Short exercise: Pull out each line of the data that includes the word "comments".

Input data:
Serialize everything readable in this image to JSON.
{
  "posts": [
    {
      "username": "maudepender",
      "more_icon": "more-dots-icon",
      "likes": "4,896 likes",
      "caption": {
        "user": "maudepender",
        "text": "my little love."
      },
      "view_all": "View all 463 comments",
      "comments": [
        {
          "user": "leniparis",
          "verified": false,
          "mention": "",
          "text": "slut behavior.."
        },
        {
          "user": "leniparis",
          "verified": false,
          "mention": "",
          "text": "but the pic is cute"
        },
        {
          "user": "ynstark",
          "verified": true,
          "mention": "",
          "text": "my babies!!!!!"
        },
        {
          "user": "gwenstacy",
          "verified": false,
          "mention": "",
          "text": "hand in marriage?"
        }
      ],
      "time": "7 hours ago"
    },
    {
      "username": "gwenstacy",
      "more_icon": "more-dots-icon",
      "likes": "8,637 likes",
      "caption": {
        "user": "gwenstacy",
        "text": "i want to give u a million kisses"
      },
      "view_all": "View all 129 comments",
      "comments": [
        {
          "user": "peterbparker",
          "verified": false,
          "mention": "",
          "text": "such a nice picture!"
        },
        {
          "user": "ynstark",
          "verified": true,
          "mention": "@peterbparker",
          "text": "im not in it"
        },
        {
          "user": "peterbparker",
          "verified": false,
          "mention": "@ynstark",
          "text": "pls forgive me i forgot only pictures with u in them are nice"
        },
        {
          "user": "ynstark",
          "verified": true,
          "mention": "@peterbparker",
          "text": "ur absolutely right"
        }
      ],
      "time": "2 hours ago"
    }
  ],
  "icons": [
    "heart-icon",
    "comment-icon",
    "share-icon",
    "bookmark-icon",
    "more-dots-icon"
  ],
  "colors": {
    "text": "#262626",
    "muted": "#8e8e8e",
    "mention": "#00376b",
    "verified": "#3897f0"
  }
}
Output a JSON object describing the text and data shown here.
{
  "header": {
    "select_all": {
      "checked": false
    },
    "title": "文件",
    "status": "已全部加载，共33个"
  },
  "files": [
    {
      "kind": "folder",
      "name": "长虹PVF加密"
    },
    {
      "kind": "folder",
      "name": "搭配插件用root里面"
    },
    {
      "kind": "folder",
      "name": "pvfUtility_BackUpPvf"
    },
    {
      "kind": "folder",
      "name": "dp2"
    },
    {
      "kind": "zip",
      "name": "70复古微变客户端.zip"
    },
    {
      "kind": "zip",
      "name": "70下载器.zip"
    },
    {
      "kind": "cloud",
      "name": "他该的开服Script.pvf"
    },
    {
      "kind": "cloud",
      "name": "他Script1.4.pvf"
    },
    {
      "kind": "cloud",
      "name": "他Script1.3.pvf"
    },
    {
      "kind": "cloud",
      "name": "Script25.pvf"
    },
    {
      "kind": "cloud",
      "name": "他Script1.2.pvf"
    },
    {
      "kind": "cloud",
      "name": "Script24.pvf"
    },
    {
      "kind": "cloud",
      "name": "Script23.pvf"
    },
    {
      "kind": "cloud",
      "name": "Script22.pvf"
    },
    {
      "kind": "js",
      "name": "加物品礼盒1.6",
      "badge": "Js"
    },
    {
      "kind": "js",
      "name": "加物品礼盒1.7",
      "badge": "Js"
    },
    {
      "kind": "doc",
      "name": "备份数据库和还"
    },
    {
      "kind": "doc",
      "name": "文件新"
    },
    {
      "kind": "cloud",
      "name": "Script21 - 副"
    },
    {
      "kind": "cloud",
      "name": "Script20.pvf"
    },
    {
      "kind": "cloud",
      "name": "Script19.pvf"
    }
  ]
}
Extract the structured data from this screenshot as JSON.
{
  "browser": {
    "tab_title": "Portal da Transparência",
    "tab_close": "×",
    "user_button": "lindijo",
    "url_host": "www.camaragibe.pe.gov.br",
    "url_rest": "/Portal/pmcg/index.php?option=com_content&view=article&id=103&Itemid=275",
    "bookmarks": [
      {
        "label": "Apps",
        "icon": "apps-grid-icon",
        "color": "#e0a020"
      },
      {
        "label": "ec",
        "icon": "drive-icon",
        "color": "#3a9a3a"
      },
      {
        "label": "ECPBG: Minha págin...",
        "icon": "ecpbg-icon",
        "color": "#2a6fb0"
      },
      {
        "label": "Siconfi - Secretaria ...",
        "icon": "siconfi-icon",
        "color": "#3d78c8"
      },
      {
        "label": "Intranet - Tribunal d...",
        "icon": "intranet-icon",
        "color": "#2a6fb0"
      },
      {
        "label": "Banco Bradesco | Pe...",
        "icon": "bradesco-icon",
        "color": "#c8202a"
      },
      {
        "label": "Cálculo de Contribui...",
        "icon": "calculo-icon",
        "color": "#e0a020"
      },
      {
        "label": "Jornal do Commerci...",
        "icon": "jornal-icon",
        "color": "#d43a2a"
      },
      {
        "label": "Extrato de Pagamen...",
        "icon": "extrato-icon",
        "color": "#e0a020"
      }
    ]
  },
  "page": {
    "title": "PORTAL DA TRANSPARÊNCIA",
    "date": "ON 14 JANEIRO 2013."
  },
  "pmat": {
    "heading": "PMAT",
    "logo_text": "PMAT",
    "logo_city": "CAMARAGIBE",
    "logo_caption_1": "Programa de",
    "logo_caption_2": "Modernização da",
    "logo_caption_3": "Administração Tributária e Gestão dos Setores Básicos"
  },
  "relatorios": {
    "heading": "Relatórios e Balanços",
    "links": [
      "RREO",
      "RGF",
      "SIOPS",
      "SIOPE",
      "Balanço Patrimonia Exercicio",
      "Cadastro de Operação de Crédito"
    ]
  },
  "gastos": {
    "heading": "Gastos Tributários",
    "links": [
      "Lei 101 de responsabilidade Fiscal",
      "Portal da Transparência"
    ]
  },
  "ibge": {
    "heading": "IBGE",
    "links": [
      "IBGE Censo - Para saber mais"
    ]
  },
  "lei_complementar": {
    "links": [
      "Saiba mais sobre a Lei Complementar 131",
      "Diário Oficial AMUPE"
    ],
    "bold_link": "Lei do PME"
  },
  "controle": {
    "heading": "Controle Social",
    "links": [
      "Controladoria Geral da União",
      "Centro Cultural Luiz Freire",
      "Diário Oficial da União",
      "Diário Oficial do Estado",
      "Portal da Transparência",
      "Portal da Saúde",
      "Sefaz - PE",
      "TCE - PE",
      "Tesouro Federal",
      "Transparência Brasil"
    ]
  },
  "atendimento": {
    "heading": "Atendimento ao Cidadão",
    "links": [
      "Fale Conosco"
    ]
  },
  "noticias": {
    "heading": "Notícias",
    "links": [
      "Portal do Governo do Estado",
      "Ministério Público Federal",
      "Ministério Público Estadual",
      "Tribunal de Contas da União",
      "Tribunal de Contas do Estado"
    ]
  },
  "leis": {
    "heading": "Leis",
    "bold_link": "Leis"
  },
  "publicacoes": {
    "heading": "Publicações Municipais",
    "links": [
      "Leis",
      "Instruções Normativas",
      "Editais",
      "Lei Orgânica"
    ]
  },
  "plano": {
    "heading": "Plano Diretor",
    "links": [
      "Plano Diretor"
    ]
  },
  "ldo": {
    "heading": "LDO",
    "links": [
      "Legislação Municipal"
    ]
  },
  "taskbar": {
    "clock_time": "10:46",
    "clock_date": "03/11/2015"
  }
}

Answer to this task:
      "view_all": "View all 463 comments",
      "comments": [
      "view_all": "View all 129 comments",
      "comments": [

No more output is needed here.